→ **Written problem**
In the material below, count the lines with the word "molecules" and state that number only.

→ **Data for the task**
>>>

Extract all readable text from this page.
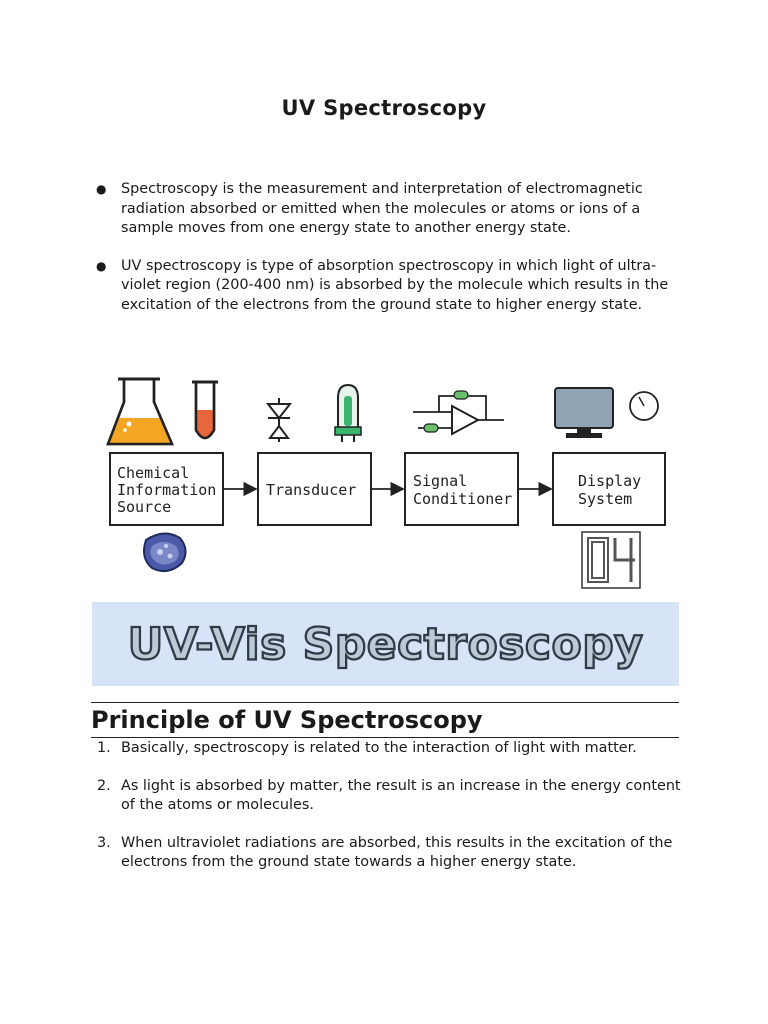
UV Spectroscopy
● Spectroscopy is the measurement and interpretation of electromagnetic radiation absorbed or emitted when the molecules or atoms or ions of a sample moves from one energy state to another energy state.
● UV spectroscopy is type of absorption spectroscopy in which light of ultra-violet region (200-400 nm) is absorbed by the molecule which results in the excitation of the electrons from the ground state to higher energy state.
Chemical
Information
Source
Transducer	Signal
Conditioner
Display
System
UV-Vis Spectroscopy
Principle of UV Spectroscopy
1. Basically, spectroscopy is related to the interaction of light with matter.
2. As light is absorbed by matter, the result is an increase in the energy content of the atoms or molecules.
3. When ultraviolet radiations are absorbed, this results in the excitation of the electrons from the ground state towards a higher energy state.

<<<
>>>

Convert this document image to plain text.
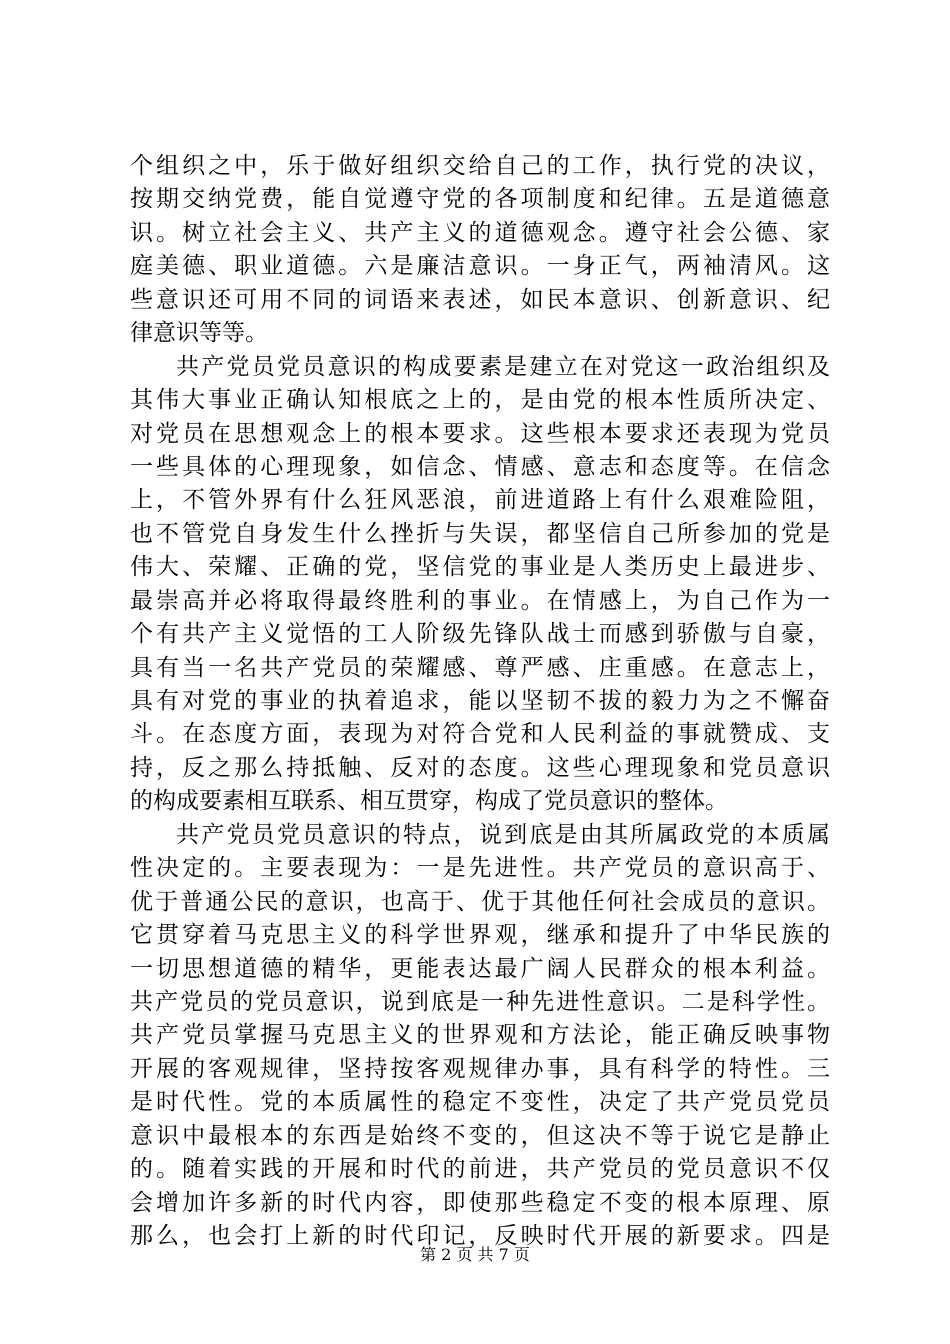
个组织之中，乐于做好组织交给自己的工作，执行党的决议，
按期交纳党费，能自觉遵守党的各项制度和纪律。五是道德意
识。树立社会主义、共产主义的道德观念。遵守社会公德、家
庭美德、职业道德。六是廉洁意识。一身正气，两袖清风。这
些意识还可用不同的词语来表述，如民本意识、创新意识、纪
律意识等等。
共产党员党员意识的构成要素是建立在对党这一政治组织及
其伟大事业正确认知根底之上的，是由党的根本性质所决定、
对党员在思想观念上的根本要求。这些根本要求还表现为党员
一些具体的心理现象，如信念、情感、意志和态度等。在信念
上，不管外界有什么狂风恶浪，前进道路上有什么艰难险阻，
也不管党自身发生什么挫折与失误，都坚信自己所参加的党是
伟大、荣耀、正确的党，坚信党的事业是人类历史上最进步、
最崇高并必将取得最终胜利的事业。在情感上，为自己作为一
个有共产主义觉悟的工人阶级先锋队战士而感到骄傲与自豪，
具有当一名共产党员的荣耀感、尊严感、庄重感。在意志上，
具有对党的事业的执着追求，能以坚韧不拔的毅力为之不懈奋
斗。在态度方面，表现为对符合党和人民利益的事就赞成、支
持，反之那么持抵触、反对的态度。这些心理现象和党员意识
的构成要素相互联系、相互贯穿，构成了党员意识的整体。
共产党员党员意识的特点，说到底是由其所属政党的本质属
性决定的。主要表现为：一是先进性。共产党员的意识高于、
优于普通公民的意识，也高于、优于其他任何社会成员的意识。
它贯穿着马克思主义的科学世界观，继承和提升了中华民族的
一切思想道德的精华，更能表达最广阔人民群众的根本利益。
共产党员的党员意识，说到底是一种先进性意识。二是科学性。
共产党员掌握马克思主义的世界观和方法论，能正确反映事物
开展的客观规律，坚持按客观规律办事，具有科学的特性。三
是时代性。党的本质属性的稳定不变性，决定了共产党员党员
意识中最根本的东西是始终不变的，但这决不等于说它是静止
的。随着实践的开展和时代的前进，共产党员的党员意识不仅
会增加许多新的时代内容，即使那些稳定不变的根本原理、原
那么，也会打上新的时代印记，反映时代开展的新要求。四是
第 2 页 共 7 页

<<<

→ **Written reply**
2